## What is needed
Give every entry again, unchanged, and leave its images out.

Dataset excerpts

——

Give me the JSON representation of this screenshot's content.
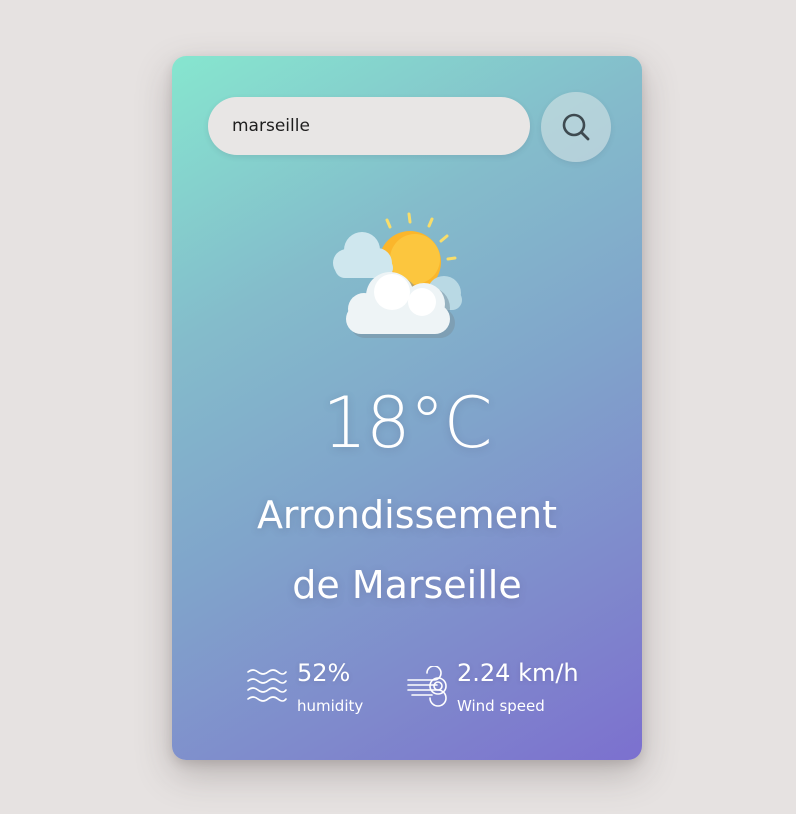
{
  "search": {
    "value": "marseille",
    "button_icon": "search-icon"
  },
  "weather": {
    "icon": "partly-cloudy-sun-icon",
    "temperature": "18°C",
    "city_line1": "Arrondissement",
    "city_line2": "de Marseille"
  },
  "details": {
    "humidity_value": "52%",
    "humidity_label": "humidity",
    "humidity_icon": "humidity-waves-icon",
    "wind_value": "2.24 km/h",
    "wind_label": "Wind speed",
    "wind_icon": "wind-icon"
  },
  "colors": {
    "background": "#e6e2e1",
    "card_gradient_start": "#86e6cf",
    "card_gradient_end": "#7c70cf",
    "input_background": "#e8e6e5",
    "sun": "#fbb62b",
    "text": "#ffffff"
  }
}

——

## Result below
Give me the JSON representation of this screenshot's content.
{
  "search": {
    "value": "marseille",
    "button_icon": "search-icon"
  },
  "weather": {
    "icon": "partly-cloudy-sun-icon",
    "temperature": "18°C",
    "city_line1": "Arrondissement",
    "city_line2": "de Marseille"
  },
  "details": {
    "humidity_value": "52%",
    "humidity_label": "humidity",
    "humidity_icon": "humidity-waves-icon",
    "wind_value": "2.24 km/h",
    "wind_label": "Wind speed",
    "wind_icon": "wind-icon"
  },
  "colors": {
    "background": "#e6e2e1",
    "card_gradient_start": "#86e6cf",
    "card_gradient_end": "#7c70cf",
    "input_background": "#e8e6e5",
    "sun": "#fbb62b",
    "text": "#ffffff"
  }
}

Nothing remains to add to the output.